* start *
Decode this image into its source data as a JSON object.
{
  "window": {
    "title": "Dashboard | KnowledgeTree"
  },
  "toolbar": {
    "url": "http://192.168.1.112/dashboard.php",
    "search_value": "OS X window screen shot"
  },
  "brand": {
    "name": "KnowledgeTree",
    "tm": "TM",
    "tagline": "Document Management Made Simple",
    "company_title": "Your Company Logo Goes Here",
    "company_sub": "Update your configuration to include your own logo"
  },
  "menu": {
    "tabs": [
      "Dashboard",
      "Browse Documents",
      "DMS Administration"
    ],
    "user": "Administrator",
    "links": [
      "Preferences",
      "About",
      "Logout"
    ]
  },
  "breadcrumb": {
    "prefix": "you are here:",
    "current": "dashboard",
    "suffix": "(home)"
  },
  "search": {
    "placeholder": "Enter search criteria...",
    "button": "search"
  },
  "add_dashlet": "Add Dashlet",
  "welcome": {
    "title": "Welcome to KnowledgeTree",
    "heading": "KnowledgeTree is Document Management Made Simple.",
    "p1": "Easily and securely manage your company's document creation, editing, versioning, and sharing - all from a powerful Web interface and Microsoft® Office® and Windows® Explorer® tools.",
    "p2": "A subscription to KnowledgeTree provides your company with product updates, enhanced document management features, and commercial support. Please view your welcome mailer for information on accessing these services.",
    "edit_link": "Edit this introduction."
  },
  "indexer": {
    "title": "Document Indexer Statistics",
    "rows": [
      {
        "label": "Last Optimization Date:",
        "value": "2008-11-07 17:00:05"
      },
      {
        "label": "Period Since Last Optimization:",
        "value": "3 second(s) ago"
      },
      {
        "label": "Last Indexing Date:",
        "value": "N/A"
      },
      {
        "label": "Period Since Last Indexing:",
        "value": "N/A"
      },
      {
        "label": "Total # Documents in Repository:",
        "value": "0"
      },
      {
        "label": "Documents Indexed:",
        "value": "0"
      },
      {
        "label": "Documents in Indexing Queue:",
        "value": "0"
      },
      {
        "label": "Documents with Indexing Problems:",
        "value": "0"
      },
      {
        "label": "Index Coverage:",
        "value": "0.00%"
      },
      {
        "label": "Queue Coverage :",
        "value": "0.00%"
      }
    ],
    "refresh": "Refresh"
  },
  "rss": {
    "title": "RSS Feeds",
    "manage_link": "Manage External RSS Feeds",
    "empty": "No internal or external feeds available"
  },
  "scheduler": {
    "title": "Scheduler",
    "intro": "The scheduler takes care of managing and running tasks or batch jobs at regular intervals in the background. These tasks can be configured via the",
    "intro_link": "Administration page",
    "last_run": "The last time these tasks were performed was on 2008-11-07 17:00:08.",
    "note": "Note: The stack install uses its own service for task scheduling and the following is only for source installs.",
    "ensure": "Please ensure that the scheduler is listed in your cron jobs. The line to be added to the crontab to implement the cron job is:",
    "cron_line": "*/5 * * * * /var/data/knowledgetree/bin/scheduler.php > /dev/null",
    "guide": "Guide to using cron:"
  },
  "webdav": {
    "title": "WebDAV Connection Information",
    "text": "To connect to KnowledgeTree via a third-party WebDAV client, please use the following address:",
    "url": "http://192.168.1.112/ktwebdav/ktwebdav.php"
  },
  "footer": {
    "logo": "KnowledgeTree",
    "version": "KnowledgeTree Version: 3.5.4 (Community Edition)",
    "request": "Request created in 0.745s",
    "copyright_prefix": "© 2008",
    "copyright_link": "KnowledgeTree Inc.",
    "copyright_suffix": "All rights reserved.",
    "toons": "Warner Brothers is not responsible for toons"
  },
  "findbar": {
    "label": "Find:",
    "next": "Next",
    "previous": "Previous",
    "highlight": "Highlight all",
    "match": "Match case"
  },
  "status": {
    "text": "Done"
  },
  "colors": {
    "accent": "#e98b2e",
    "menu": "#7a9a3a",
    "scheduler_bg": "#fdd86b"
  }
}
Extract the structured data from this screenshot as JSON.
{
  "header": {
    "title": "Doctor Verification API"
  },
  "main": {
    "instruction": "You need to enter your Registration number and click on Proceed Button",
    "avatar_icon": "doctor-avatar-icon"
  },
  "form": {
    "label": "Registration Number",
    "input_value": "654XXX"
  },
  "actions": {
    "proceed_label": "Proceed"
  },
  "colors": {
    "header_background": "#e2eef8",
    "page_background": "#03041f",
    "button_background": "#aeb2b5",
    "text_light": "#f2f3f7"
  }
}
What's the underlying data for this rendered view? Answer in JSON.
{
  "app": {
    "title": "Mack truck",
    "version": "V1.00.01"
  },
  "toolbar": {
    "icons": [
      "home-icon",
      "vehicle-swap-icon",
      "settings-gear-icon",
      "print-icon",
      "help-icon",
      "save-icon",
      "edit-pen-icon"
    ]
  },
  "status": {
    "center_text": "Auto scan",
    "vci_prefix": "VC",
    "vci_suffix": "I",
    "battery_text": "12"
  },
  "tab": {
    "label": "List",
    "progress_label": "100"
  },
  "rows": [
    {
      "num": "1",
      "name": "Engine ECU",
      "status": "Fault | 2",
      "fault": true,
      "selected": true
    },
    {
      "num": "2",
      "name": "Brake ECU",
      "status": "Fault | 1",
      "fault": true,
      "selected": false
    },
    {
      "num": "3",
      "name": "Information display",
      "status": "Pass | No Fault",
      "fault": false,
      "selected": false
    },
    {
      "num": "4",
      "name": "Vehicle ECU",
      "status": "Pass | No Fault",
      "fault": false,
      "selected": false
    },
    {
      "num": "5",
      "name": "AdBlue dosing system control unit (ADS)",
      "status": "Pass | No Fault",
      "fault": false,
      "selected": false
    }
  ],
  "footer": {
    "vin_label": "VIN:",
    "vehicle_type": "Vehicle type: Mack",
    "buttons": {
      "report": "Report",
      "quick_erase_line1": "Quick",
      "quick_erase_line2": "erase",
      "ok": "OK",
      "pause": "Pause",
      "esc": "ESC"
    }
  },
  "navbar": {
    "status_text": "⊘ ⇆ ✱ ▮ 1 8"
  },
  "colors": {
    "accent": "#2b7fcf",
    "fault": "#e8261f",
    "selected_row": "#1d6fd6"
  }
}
* end *
Set task: Gather all lines from the listing above in which "tasks" occurs.

Response to the task:
    "intro": "The scheduler takes care of managing and running tasks or batch jobs at regular intervals in the background. These tasks can be configured via the",
    "last_run": "The last time these tasks were performed was on 2008-11-07 17:00:08.",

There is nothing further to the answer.